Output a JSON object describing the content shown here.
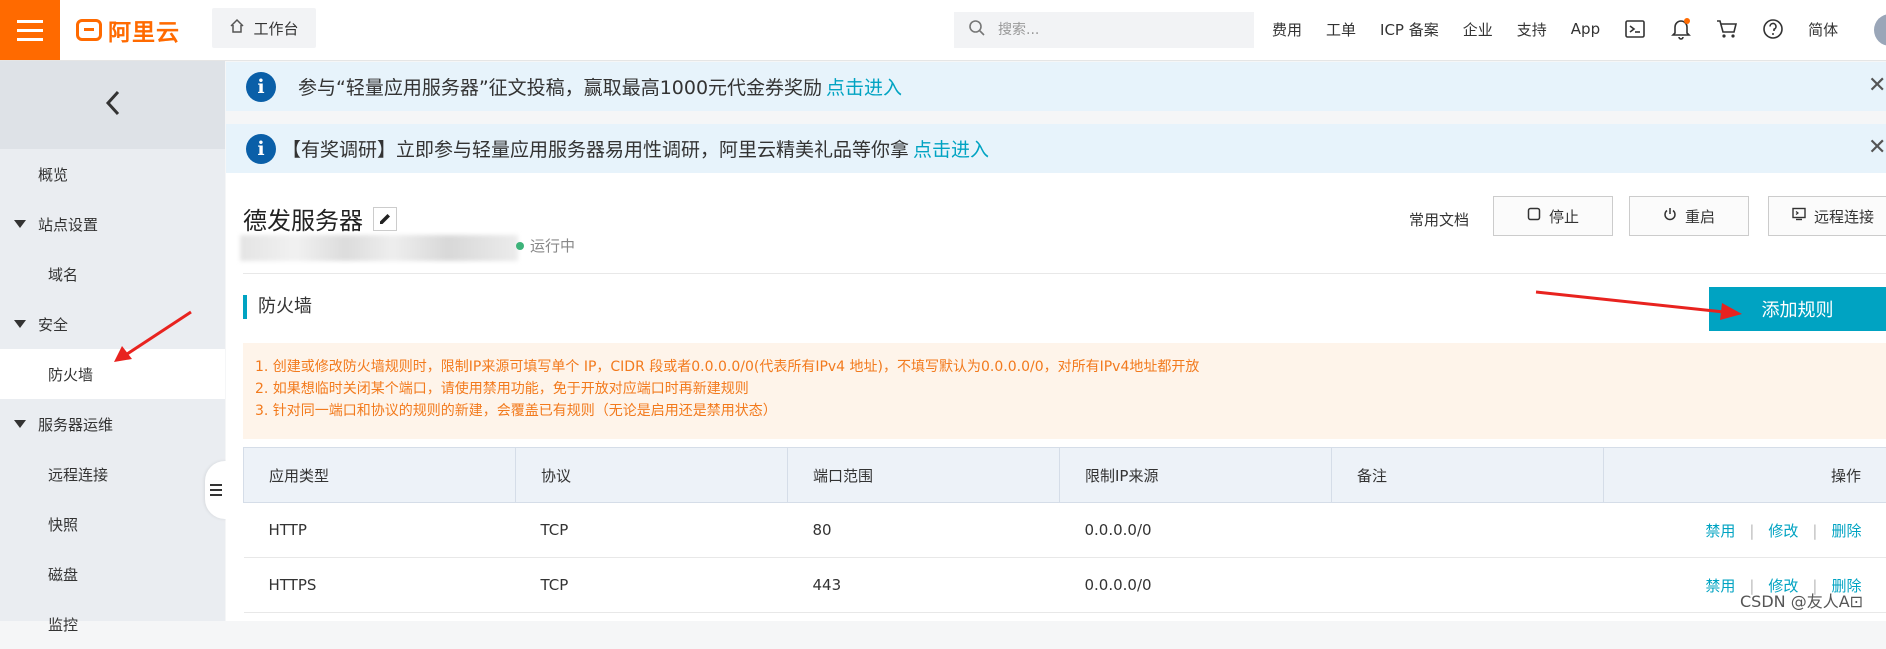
{
  "brand": {
    "logo_text": "阿里云",
    "accent": "#ff6a00"
  },
  "topbar": {
    "workbench": "工作台",
    "search_placeholder": "搜索...",
    "nav": [
      "费用",
      "工单",
      "ICP 备案",
      "企业",
      "支持",
      "App"
    ],
    "lang": "简体",
    "icons": [
      "terminal-icon",
      "bell-icon",
      "cart-icon",
      "help-icon"
    ]
  },
  "sidebar": {
    "items": [
      {
        "label": "概览"
      },
      {
        "label": "站点设置"
      },
      {
        "label": "域名"
      },
      {
        "label": "安全"
      },
      {
        "label": "防火墙"
      },
      {
        "label": "服务器运维"
      },
      {
        "label": "远程连接"
      },
      {
        "label": "快照"
      },
      {
        "label": "磁盘"
      },
      {
        "label": "监控"
      }
    ]
  },
  "notices": [
    {
      "text": "参与“轻量应用服务器”征文投稿，赢取最高1000元代金券奖励",
      "link": "点击进入"
    },
    {
      "text": "【有奖调研】立即参与轻量应用服务器易用性调研，阿里云精美礼品等你拿",
      "link": "点击进入"
    }
  ],
  "server": {
    "name": "德发服务器",
    "status": "运行中",
    "docs": "常用文档",
    "actions": {
      "stop": "停止",
      "restart": "重启",
      "remote": "远程连接"
    }
  },
  "firewall": {
    "title": "防火墙",
    "add_button": "添加规则",
    "tips": [
      "1. 创建或修改防火墙规则时，限制IP来源可填写单个 IP，CIDR 段或者0.0.0.0/0(代表所有IPv4 地址)，不填写默认为0.0.0.0/0，对所有IPv4地址都开放",
      "2. 如果想临时关闭某个端口，请使用禁用功能，免于开放对应端口时再新建规则",
      "3. 针对同一端口和协议的规则的新建，会覆盖已有规则（无论是启用还是禁用状态）"
    ],
    "table": {
      "headers": [
        "应用类型",
        "协议",
        "端口范围",
        "限制IP来源",
        "备注",
        "操作"
      ],
      "rows": [
        {
          "app": "HTTP",
          "protocol": "TCP",
          "port": "80",
          "source": "0.0.0.0/0",
          "note": ""
        },
        {
          "app": "HTTPS",
          "protocol": "TCP",
          "port": "443",
          "source": "0.0.0.0/0",
          "note": ""
        }
      ],
      "row_actions": {
        "disable": "禁用",
        "edit": "修改",
        "delete": "删除"
      }
    }
  },
  "watermark": "CSDN @友人A⊡"
}
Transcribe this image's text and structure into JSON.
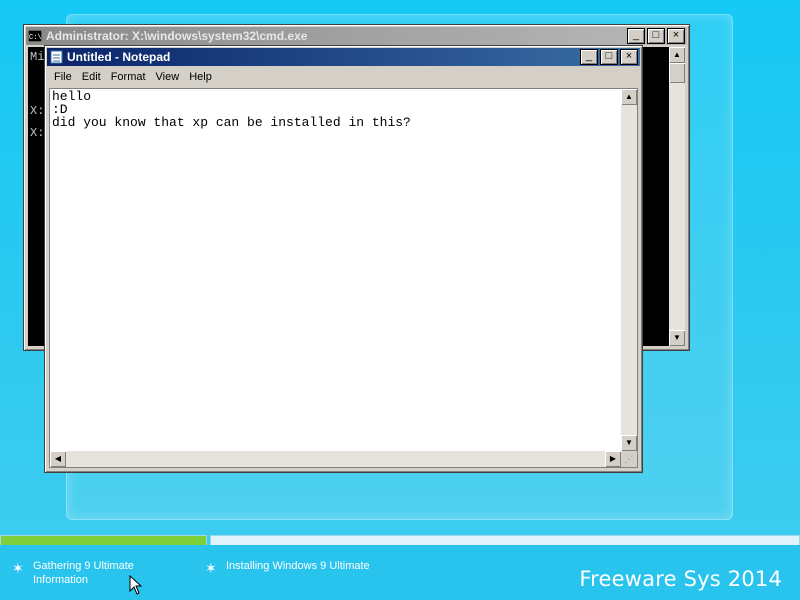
{
  "cmd_window": {
    "title": "Administrator: X:\\windows\\system32\\cmd.exe",
    "lines": [
      "Mi",
      "X:",
      "X:"
    ],
    "buttons": {
      "minimize": "_",
      "maximize": "□",
      "close": "×"
    }
  },
  "notepad": {
    "title": "Untitled - Notepad",
    "menu": [
      "File",
      "Edit",
      "Format",
      "View",
      "Help"
    ],
    "text": "hello\n:D\ndid you know that xp can be installed in this?",
    "buttons": {
      "minimize": "_",
      "maximize": "□",
      "close": "×"
    }
  },
  "installer": {
    "steps": [
      {
        "label": "Gathering 9 Ultimate Information",
        "progress": 1.0
      },
      {
        "label": "Installing Windows 9 Ultimate",
        "progress": 0.0
      }
    ],
    "brand": "Freeware Sys 2014"
  },
  "colors": {
    "desktop": "#29c4ee",
    "progress_green": "#7fcf3a",
    "notepad_title": "#0a246a"
  }
}
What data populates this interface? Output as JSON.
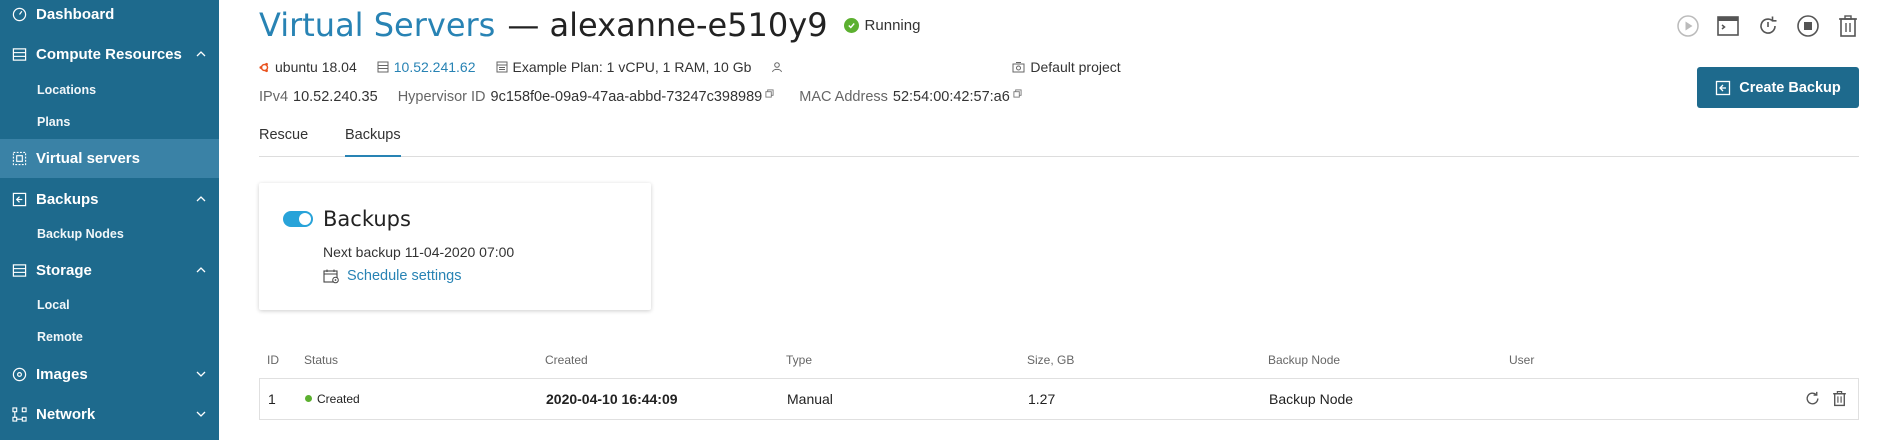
{
  "sidebar": {
    "items": [
      {
        "label": "Dashboard",
        "icon": "gauge-icon"
      },
      {
        "label": "Compute Resources",
        "icon": "server-icon",
        "chevron": "up"
      },
      {
        "label": "Virtual servers",
        "icon": "virtual-servers-icon",
        "active": true
      },
      {
        "label": "Backups",
        "icon": "backup-icon",
        "chevron": "up"
      },
      {
        "label": "Storage",
        "icon": "storage-icon",
        "chevron": "up"
      },
      {
        "label": "Images",
        "icon": "disc-icon",
        "chevron": "down"
      },
      {
        "label": "Network",
        "icon": "network-icon",
        "chevron": "down"
      }
    ],
    "compute_sub": [
      "Locations",
      "Plans"
    ],
    "backups_sub": [
      "Backup Nodes"
    ],
    "storage_sub": [
      "Local",
      "Remote"
    ]
  },
  "header": {
    "title_link": "Virtual Servers",
    "title_rest": "— alexanne-e510y9",
    "status": "Running",
    "status_color": "#5cb030"
  },
  "meta": {
    "os": "ubuntu 18.04",
    "ip": "10.52.241.62",
    "plan": "Example Plan: 1 vCPU, 1 RAM, 10 Gb",
    "project": "Default project",
    "ipv4_label": "IPv4",
    "ipv4": "10.52.240.35",
    "hypervisor_label": "Hypervisor ID",
    "hypervisor_id": "9c158f0e-09a9-47aa-abbd-73247c398989",
    "mac_label": "MAC Address",
    "mac": "52:54:00:42:57:a6"
  },
  "actions": {
    "create_backup": "Create Backup"
  },
  "tabs": [
    "Rescue",
    "Backups"
  ],
  "active_tab": "Backups",
  "backup_card": {
    "title": "Backups",
    "enabled": true,
    "next_backup": "Next backup 11-04-2020 07:00",
    "schedule_link": "Schedule settings"
  },
  "table": {
    "headers": [
      "ID",
      "Status",
      "Created",
      "Type",
      "Size, GB",
      "Backup Node",
      "User"
    ],
    "rows": [
      {
        "id": "1",
        "status": "Created",
        "created": "2020-04-10 16:44:09",
        "type": "Manual",
        "size": "1.27",
        "node": "Backup Node",
        "user": ""
      }
    ]
  },
  "colors": {
    "sidebar": "#1e6a8d",
    "accent": "#2883b4",
    "success": "#5cb030"
  }
}
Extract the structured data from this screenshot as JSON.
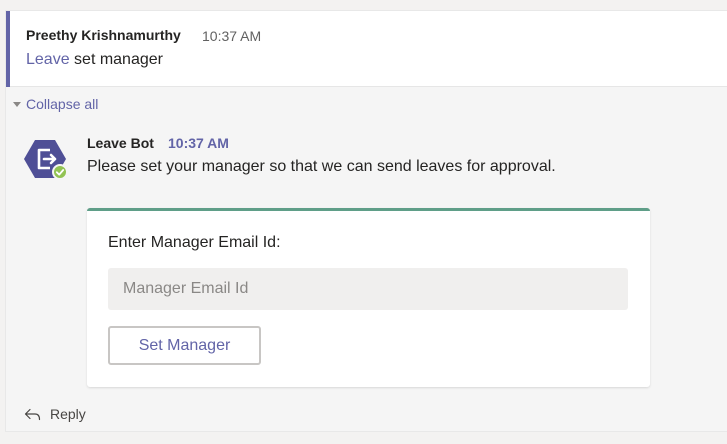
{
  "root_message": {
    "author": "Preethy Krishnamurthy",
    "time": "10:37 AM",
    "link_text": "Leave",
    "text": " set manager"
  },
  "collapse_label": "Collapse all",
  "bot_message": {
    "name": "Leave Bot",
    "time": "10:37 AM",
    "text": "Please set your manager so that we can send leaves for approval.",
    "status": "available",
    "colors": {
      "avatar_bg": "#4f4f96",
      "status": "#92c353",
      "accent": "#6264a7",
      "card_top": "#5f9e88"
    }
  },
  "card": {
    "label": "Enter Manager Email Id:",
    "input_placeholder": "Manager Email Id",
    "input_value": "",
    "button_label": "Set Manager"
  },
  "reply_label": "Reply",
  "icons": {
    "avatar": "exit-arrow-icon",
    "status": "check-icon",
    "reply": "reply-arrow-icon",
    "collapse": "triangle-down-icon"
  }
}
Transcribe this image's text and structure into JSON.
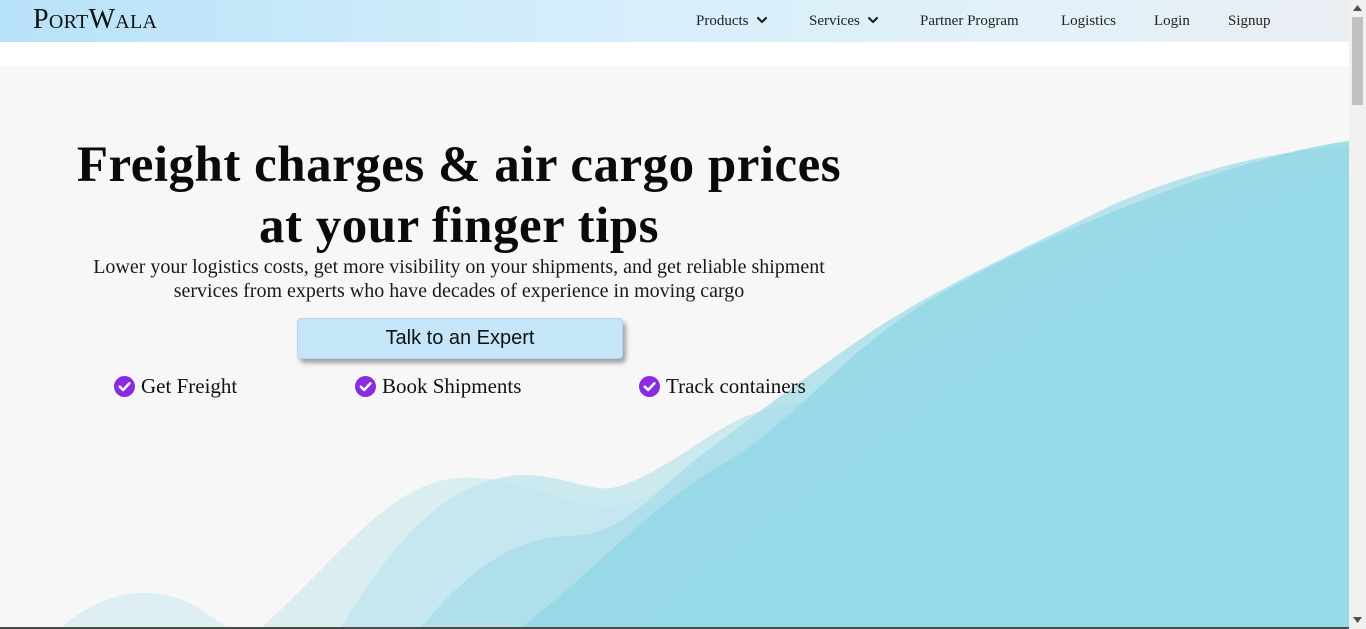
{
  "brand": {
    "logo_text": "PortWala"
  },
  "nav": {
    "products": "Products",
    "services": "Services",
    "partner_program": "Partner Program",
    "logistics": "Logistics",
    "login": "Login",
    "signup": "Signup"
  },
  "hero": {
    "headline_line1": "Freight charges & air cargo prices",
    "headline_line2": "at your finger tips",
    "subhead_line1": "Lower your logistics costs, get more visibility on your shipments, and get reliable shipment",
    "subhead_line2": "services from experts who have decades of experience in moving cargo",
    "cta_label": "Talk to an Expert"
  },
  "features": [
    {
      "label": "Get Freight",
      "icon": "check-circle-icon"
    },
    {
      "label": "Book Shipments",
      "icon": "check-circle-icon"
    },
    {
      "label": "Track containers",
      "icon": "check-circle-icon"
    }
  ],
  "colors": {
    "navbar_start": "#b8e2f8",
    "navbar_end": "#e9eef2",
    "check_purple": "#8a2be2",
    "cta_bg": "#c4e6f8",
    "wave_teal": "#94dbe8"
  }
}
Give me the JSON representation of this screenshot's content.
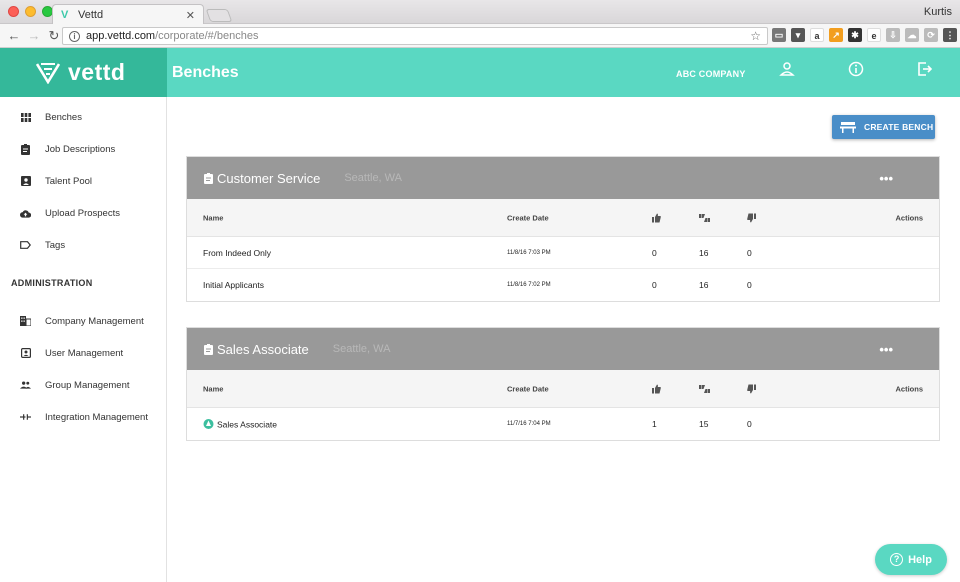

******************************

▸ **EXERCISE**
Your task is to retype all the entries exactly and leave out any pictures.

▸ **THE COMPLETED TASK**
Output a JSON object describing the content shown here.
{
  "brand": {
    "logo_text": "阿里云",
    "accent": "#ff6a00"
  },
  "topbar": {
    "workbench": "工作台",
    "search_placeholder": "搜索...",
    "nav": [
      "费用",
      "工单",
      "ICP 备案",
      "企业",
      "支持",
      "App"
    ],
    "lang": "简体",
    "icons": [
      "terminal-icon",
      "bell-icon",
      "cart-icon",
      "help-icon"
    ]
  },
  "sidebar": {
    "items": [
      {
        "label": "概览"
      },
      {
        "label": "站点设置"
      },
      {
        "label": "域名"
      },
      {
        "label": "安全"
      },
      {
        "label": "防火墙"
      },
      {
        "label": "服务器运维"
      },
      {
        "label": "远程连接"
      },
      {
        "label": "快照"
      },
      {
        "label": "磁盘"
      },
      {
        "label": "监控"
      }
    ]
  },
  "notices": [
    {
      "text": "参与“轻量应用服务器”征文投稿，赢取最高1000元代金券奖励",
      "link": "点击进入"
    },
    {
      "text": "【有奖调研】立即参与轻量应用服务器易用性调研，阿里云精美礼品等你拿",
      "link": "点击进入"
    }
  ],
  "server": {
    "name": "德发服务器",
    "status": "运行中",
    "docs": "常用文档",
    "actions": {
      "stop": "停止",
      "restart": "重启",
      "remote": "远程连接"
    }
  },
  "firewall": {
    "title": "防火墙",
    "add_button": "添加规则",
    "tips": [
      "1. 创建或修改防火墙规则时，限制IP来源可填写单个 IP，CIDR 段或者0.0.0.0/0(代表所有IPv4 地址)，不填写默认为0.0.0.0/0，对所有IPv4地址都开放",
      "2. 如果想临时关闭某个端口，请使用禁用功能，免于开放对应端口时再新建规则",
      "3. 针对同一端口和协议的规则的新建，会覆盖已有规则（无论是启用还是禁用状态）"
    ],
    "table": {
      "headers": [
        "应用类型",
        "协议",
        "端口范围",
        "限制IP来源",
        "备注",
        "操作"
      ],
      "rows": [
        {
          "app": "HTTP",
          "protocol": "TCP",
          "port": "80",
          "source": "0.0.0.0/0",
          "note": ""
        },
        {
          "app": "HTTPS",
          "protocol": "TCP",
          "port": "443",
          "source": "0.0.0.0/0",
          "note": ""
        }
      ],
      "row_actions": {
        "disable": "禁用",
        "edit": "修改",
        "delete": "删除"
      }
    }
  },
  "watermark": "CSDN @友人A⊡"
}
Transcribe this image's text and structure into JSON.
{
  "cmd_window": {
    "title": "Administrator: X:\\windows\\system32\\cmd.exe",
    "lines": [
      "Mi",
      "X:",
      "X:"
    ],
    "buttons": {
      "minimize": "_",
      "maximize": "□",
      "close": "×"
    }
  },
  "notepad": {
    "title": "Untitled - Notepad",
    "menu": [
      "File",
      "Edit",
      "Format",
      "View",
      "Help"
    ],
    "text": "hello\n:D\ndid you know that xp can be installed in this?",
    "buttons": {
      "minimize": "_",
      "maximize": "□",
      "close": "×"
    }
  },
  "installer": {
    "steps": [
      {
        "label": "Gathering 9 Ultimate Information",
        "progress": 1.0
      },
      {
        "label": "Installing Windows 9 Ultimate",
        "progress": 0.0
      }
    ],
    "brand": "Freeware Sys 2014"
  },
  "colors": {
    "desktop": "#29c4ee",
    "progress_green": "#7fcf3a",
    "notepad_title": "#0a246a"
  }
}
What data populates this interface? Output as JSON.
{
  "sidebar": {
    "items": [
      {
        "label": "Dashboard",
        "icon": "gauge-icon"
      },
      {
        "label": "Compute Resources",
        "icon": "server-icon",
        "chevron": "up"
      },
      {
        "label": "Virtual servers",
        "icon": "virtual-servers-icon",
        "active": true
      },
      {
        "label": "Backups",
        "icon": "backup-icon",
        "chevron": "up"
      },
      {
        "label": "Storage",
        "icon": "storage-icon",
        "chevron": "up"
      },
      {
        "label": "Images",
        "icon": "disc-icon",
        "chevron": "down"
      },
      {
        "label": "Network",
        "icon": "network-icon",
        "chevron": "down"
      }
    ],
    "compute_sub": [
      "Locations",
      "Plans"
    ],
    "backups_sub": [
      "Backup Nodes"
    ],
    "storage_sub": [
      "Local",
      "Remote"
    ]
  },
  "header": {
    "title_link": "Virtual Servers",
    "title_rest": "— alexanne-e510y9",
    "status": "Running",
    "status_color": "#5cb030"
  },
  "meta": {
    "os": "ubuntu 18.04",
    "ip": "10.52.241.62",
    "plan": "Example Plan: 1 vCPU, 1 RAM, 10 Gb",
    "project": "Default project",
    "ipv4_label": "IPv4",
    "ipv4": "10.52.240.35",
    "hypervisor_label": "Hypervisor ID",
    "hypervisor_id": "9c158f0e-09a9-47aa-abbd-73247c398989",
    "mac_label": "MAC Address",
    "mac": "52:54:00:42:57:a6"
  },
  "actions": {
    "create_backup": "Create Backup"
  },
  "tabs": [
    "Rescue",
    "Backups"
  ],
  "active_tab": "Backups",
  "backup_card": {
    "title": "Backups",
    "enabled": true,
    "next_backup": "Next backup 11-04-2020 07:00",
    "schedule_link": "Schedule settings"
  },
  "table": {
    "headers": [
      "ID",
      "Status",
      "Created",
      "Type",
      "Size, GB",
      "Backup Node",
      "User"
    ],
    "rows": [
      {
        "id": "1",
        "status": "Created",
        "created": "2020-04-10 16:44:09",
        "type": "Manual",
        "size": "1.27",
        "node": "Backup Node",
        "user": ""
      }
    ]
  },
  "colors": {
    "sidebar": "#1e6a8d",
    "accent": "#2883b4",
    "success": "#5cb030"
  }
}
Extract the structured data from this screenshot as JSON.
{
  "root_message": {
    "author": "Preethy Krishnamurthy",
    "time": "10:37 AM",
    "link_text": "Leave",
    "text": " set manager"
  },
  "collapse_label": "Collapse all",
  "bot_message": {
    "name": "Leave Bot",
    "time": "10:37 AM",
    "text": "Please set your manager so that we can send leaves for approval.",
    "status": "available",
    "colors": {
      "avatar_bg": "#4f4f96",
      "status": "#92c353",
      "accent": "#6264a7",
      "card_top": "#5f9e88"
    }
  },
  "card": {
    "label": "Enter Manager Email Id:",
    "input_placeholder": "Manager Email Id",
    "input_value": "",
    "button_label": "Set Manager"
  },
  "reply_label": "Reply",
  "icons": {
    "avatar": "exit-arrow-icon",
    "status": "check-icon",
    "reply": "reply-arrow-icon",
    "collapse": "triangle-down-icon"
  }
}
Transcribe this image's text and structure into JSON.
{
  "brand": {
    "logo_text": "PortWala"
  },
  "nav": {
    "products": "Products",
    "services": "Services",
    "partner_program": "Partner Program",
    "logistics": "Logistics",
    "login": "Login",
    "signup": "Signup"
  },
  "hero": {
    "headline_line1": "Freight charges & air cargo prices",
    "headline_line2": "at your finger tips",
    "subhead_line1": "Lower your logistics costs, get more visibility on your shipments, and get reliable shipment",
    "subhead_line2": "services from experts who have decades of experience in moving cargo",
    "cta_label": "Talk to an Expert"
  },
  "features": [
    {
      "label": "Get Freight",
      "icon": "check-circle-icon"
    },
    {
      "label": "Book Shipments",
      "icon": "check-circle-icon"
    },
    {
      "label": "Track containers",
      "icon": "check-circle-icon"
    }
  ],
  "colors": {
    "navbar_start": "#b8e2f8",
    "navbar_end": "#e9eef2",
    "check_purple": "#8a2be2",
    "cta_bg": "#c4e6f8",
    "wave_teal": "#94dbe8"
  }
}
Give me the JSON representation of this screenshot's content.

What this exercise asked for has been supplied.